Take all the material and copy it exactly.

** start of DATA FOR PROCESSING **

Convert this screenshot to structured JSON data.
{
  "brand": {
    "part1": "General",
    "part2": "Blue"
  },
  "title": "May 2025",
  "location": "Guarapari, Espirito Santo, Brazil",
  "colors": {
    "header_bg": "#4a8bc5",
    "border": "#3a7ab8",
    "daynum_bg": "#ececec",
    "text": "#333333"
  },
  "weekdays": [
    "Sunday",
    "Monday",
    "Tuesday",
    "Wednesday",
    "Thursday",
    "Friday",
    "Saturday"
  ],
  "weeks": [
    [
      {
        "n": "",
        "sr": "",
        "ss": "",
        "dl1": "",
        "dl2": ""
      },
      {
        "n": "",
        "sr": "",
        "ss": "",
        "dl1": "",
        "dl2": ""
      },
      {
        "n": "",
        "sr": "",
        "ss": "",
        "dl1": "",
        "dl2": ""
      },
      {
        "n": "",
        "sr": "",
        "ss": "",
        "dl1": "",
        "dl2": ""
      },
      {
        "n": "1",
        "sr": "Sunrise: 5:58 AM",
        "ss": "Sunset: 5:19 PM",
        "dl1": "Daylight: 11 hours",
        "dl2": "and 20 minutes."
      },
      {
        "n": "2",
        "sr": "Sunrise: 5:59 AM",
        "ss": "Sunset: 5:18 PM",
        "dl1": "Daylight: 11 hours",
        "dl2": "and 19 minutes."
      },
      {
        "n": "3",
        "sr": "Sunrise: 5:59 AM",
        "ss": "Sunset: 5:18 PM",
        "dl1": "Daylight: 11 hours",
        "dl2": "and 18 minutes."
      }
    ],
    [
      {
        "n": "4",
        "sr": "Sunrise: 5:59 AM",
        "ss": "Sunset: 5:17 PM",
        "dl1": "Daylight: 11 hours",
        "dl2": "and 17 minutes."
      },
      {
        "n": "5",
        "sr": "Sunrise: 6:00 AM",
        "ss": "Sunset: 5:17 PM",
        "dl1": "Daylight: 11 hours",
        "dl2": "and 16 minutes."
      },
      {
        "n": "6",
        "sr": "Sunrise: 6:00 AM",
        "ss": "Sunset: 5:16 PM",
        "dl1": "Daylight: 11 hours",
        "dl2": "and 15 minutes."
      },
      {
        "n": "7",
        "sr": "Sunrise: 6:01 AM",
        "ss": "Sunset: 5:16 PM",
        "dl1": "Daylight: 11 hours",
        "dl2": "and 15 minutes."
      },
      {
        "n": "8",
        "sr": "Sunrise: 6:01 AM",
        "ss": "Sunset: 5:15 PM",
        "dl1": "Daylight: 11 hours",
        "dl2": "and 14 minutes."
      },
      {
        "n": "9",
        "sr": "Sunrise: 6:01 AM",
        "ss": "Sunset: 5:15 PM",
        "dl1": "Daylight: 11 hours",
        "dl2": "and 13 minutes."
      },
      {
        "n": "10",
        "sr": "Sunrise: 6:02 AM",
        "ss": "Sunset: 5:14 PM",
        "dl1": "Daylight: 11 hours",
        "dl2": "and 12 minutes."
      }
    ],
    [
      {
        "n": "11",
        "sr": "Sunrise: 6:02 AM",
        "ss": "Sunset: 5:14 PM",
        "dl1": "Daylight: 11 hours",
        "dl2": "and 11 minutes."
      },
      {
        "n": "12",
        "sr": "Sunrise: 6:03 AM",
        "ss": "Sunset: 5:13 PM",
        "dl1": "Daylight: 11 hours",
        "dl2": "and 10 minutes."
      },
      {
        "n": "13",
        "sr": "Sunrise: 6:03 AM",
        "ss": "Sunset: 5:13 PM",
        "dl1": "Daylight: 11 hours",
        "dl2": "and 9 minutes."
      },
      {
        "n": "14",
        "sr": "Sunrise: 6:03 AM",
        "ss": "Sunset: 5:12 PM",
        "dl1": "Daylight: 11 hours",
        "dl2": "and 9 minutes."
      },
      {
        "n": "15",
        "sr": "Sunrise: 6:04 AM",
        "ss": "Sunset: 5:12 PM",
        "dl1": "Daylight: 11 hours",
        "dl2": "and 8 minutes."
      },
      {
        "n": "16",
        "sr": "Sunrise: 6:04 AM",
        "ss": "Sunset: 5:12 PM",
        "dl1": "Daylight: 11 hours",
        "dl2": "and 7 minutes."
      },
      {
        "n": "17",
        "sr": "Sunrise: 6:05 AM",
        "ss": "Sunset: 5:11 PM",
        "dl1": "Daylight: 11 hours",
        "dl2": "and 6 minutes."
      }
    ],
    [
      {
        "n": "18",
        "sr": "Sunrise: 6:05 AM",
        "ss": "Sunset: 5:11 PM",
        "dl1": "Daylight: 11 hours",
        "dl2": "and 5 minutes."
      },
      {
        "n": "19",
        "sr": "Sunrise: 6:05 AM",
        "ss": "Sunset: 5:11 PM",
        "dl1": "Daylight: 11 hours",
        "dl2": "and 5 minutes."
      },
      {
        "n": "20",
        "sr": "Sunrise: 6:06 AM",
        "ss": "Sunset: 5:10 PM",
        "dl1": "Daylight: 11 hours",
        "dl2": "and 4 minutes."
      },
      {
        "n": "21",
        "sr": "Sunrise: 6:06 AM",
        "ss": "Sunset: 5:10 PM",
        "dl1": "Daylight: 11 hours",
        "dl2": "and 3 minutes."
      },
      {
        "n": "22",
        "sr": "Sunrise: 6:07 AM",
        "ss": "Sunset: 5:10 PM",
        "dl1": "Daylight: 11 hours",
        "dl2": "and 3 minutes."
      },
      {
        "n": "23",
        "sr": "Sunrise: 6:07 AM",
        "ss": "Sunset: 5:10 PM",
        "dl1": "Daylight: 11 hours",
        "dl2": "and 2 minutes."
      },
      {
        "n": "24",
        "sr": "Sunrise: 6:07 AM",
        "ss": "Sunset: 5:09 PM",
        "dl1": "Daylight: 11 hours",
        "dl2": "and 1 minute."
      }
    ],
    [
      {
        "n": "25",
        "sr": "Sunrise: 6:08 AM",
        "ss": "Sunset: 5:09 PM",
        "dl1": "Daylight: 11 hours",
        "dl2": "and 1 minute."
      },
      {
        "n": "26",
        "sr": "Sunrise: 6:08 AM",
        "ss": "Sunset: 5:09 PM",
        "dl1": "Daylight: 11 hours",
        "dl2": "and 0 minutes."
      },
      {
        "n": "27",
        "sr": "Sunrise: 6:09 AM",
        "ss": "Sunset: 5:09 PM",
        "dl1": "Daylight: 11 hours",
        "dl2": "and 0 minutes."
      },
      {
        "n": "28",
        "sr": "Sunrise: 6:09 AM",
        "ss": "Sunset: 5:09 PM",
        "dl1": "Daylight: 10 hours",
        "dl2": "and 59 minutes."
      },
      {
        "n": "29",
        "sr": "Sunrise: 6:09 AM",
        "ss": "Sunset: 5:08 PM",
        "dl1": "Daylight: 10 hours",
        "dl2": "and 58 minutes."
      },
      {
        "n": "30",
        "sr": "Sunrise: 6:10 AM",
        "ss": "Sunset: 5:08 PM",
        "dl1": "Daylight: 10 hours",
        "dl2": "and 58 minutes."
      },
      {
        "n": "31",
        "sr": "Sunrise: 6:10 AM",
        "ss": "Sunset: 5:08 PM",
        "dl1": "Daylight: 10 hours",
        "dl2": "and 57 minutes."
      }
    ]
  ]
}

** end of DATA FOR PROCESSING **

> _WRITTEN SOLUTION_:
Convert this screenshot to structured JSON data.
{
  "brand": {
    "part1": "General",
    "part2": "Blue"
  },
  "title": "May 2025",
  "location": "Guarapari, Espirito Santo, Brazil",
  "colors": {
    "header_bg": "#4a8bc5",
    "border": "#3a7ab8",
    "daynum_bg": "#ececec",
    "text": "#333333"
  },
  "weekdays": [
    "Sunday",
    "Monday",
    "Tuesday",
    "Wednesday",
    "Thursday",
    "Friday",
    "Saturday"
  ],
  "weeks": [
    [
      {
        "n": "",
        "sr": "",
        "ss": "",
        "dl1": "",
        "dl2": ""
      },
      {
        "n": "",
        "sr": "",
        "ss": "",
        "dl1": "",
        "dl2": ""
      },
      {
        "n": "",
        "sr": "",
        "ss": "",
        "dl1": "",
        "dl2": ""
      },
      {
        "n": "",
        "sr": "",
        "ss": "",
        "dl1": "",
        "dl2": ""
      },
      {
        "n": "1",
        "sr": "Sunrise: 5:58 AM",
        "ss": "Sunset: 5:19 PM",
        "dl1": "Daylight: 11 hours",
        "dl2": "and 20 minutes."
      },
      {
        "n": "2",
        "sr": "Sunrise: 5:59 AM",
        "ss": "Sunset: 5:18 PM",
        "dl1": "Daylight: 11 hours",
        "dl2": "and 19 minutes."
      },
      {
        "n": "3",
        "sr": "Sunrise: 5:59 AM",
        "ss": "Sunset: 5:18 PM",
        "dl1": "Daylight: 11 hours",
        "dl2": "and 18 minutes."
      }
    ],
    [
      {
        "n": "4",
        "sr": "Sunrise: 5:59 AM",
        "ss": "Sunset: 5:17 PM",
        "dl1": "Daylight: 11 hours",
        "dl2": "and 17 minutes."
      },
      {
        "n": "5",
        "sr": "Sunrise: 6:00 AM",
        "ss": "Sunset: 5:17 PM",
        "dl1": "Daylight: 11 hours",
        "dl2": "and 16 minutes."
      },
      {
        "n": "6",
        "sr": "Sunrise: 6:00 AM",
        "ss": "Sunset: 5:16 PM",
        "dl1": "Daylight: 11 hours",
        "dl2": "and 15 minutes."
      },
      {
        "n": "7",
        "sr": "Sunrise: 6:01 AM",
        "ss": "Sunset: 5:16 PM",
        "dl1": "Daylight: 11 hours",
        "dl2": "and 15 minutes."
      },
      {
        "n": "8",
        "sr": "Sunrise: 6:01 AM",
        "ss": "Sunset: 5:15 PM",
        "dl1": "Daylight: 11 hours",
        "dl2": "and 14 minutes."
      },
      {
        "n": "9",
        "sr": "Sunrise: 6:01 AM",
        "ss": "Sunset: 5:15 PM",
        "dl1": "Daylight: 11 hours",
        "dl2": "and 13 minutes."
      },
      {
        "n": "10",
        "sr": "Sunrise: 6:02 AM",
        "ss": "Sunset: 5:14 PM",
        "dl1": "Daylight: 11 hours",
        "dl2": "and 12 minutes."
      }
    ],
    [
      {
        "n": "11",
        "sr": "Sunrise: 6:02 AM",
        "ss": "Sunset: 5:14 PM",
        "dl1": "Daylight: 11 hours",
        "dl2": "and 11 minutes."
      },
      {
        "n": "12",
        "sr": "Sunrise: 6:03 AM",
        "ss": "Sunset: 5:13 PM",
        "dl1": "Daylight: 11 hours",
        "dl2": "and 10 minutes."
      },
      {
        "n": "13",
        "sr": "Sunrise: 6:03 AM",
        "ss": "Sunset: 5:13 PM",
        "dl1": "Daylight: 11 hours",
        "dl2": "and 9 minutes."
      },
      {
        "n": "14",
        "sr": "Sunrise: 6:03 AM",
        "ss": "Sunset: 5:12 PM",
        "dl1": "Daylight: 11 hours",
        "dl2": "and 9 minutes."
      },
      {
        "n": "15",
        "sr": "Sunrise: 6:04 AM",
        "ss": "Sunset: 5:12 PM",
        "dl1": "Daylight: 11 hours",
        "dl2": "and 8 minutes."
      },
      {
        "n": "16",
        "sr": "Sunrise: 6:04 AM",
        "ss": "Sunset: 5:12 PM",
        "dl1": "Daylight: 11 hours",
        "dl2": "and 7 minutes."
      },
      {
        "n": "17",
        "sr": "Sunrise: 6:05 AM",
        "ss": "Sunset: 5:11 PM",
        "dl1": "Daylight: 11 hours",
        "dl2": "and 6 minutes."
      }
    ],
    [
      {
        "n": "18",
        "sr": "Sunrise: 6:05 AM",
        "ss": "Sunset: 5:11 PM",
        "dl1": "Daylight: 11 hours",
        "dl2": "and 5 minutes."
      },
      {
        "n": "19",
        "sr": "Sunrise: 6:05 AM",
        "ss": "Sunset: 5:11 PM",
        "dl1": "Daylight: 11 hours",
        "dl2": "and 5 minutes."
      },
      {
        "n": "20",
        "sr": "Sunrise: 6:06 AM",
        "ss": "Sunset: 5:10 PM",
        "dl1": "Daylight: 11 hours",
        "dl2": "and 4 minutes."
      },
      {
        "n": "21",
        "sr": "Sunrise: 6:06 AM",
        "ss": "Sunset: 5:10 PM",
        "dl1": "Daylight: 11 hours",
        "dl2": "and 3 minutes."
      },
      {
        "n": "22",
        "sr": "Sunrise: 6:07 AM",
        "ss": "Sunset: 5:10 PM",
        "dl1": "Daylight: 11 hours",
        "dl2": "and 3 minutes."
      },
      {
        "n": "23",
        "sr": "Sunrise: 6:07 AM",
        "ss": "Sunset: 5:10 PM",
        "dl1": "Daylight: 11 hours",
        "dl2": "and 2 minutes."
      },
      {
        "n": "24",
        "sr": "Sunrise: 6:07 AM",
        "ss": "Sunset: 5:09 PM",
        "dl1": "Daylight: 11 hours",
        "dl2": "and 1 minute."
      }
    ],
    [
      {
        "n": "25",
        "sr": "Sunrise: 6:08 AM",
        "ss": "Sunset: 5:09 PM",
        "dl1": "Daylight: 11 hours",
        "dl2": "and 1 minute."
      },
      {
        "n": "26",
        "sr": "Sunrise: 6:08 AM",
        "ss": "Sunset: 5:09 PM",
        "dl1": "Daylight: 11 hours",
        "dl2": "and 0 minutes."
      },
      {
        "n": "27",
        "sr": "Sunrise: 6:09 AM",
        "ss": "Sunset: 5:09 PM",
        "dl1": "Daylight: 11 hours",
        "dl2": "and 0 minutes."
      },
      {
        "n": "28",
        "sr": "Sunrise: 6:09 AM",
        "ss": "Sunset: 5:09 PM",
        "dl1": "Daylight: 10 hours",
        "dl2": "and 59 minutes."
      },
      {
        "n": "29",
        "sr": "Sunrise: 6:09 AM",
        "ss": "Sunset: 5:08 PM",
        "dl1": "Daylight: 10 hours",
        "dl2": "and 58 minutes."
      },
      {
        "n": "30",
        "sr": "Sunrise: 6:10 AM",
        "ss": "Sunset: 5:08 PM",
        "dl1": "Daylight: 10 hours",
        "dl2": "and 58 minutes."
      },
      {
        "n": "31",
        "sr": "Sunrise: 6:10 AM",
        "ss": "Sunset: 5:08 PM",
        "dl1": "Daylight: 10 hours",
        "dl2": "and 57 minutes."
      }
    ]
  ]
}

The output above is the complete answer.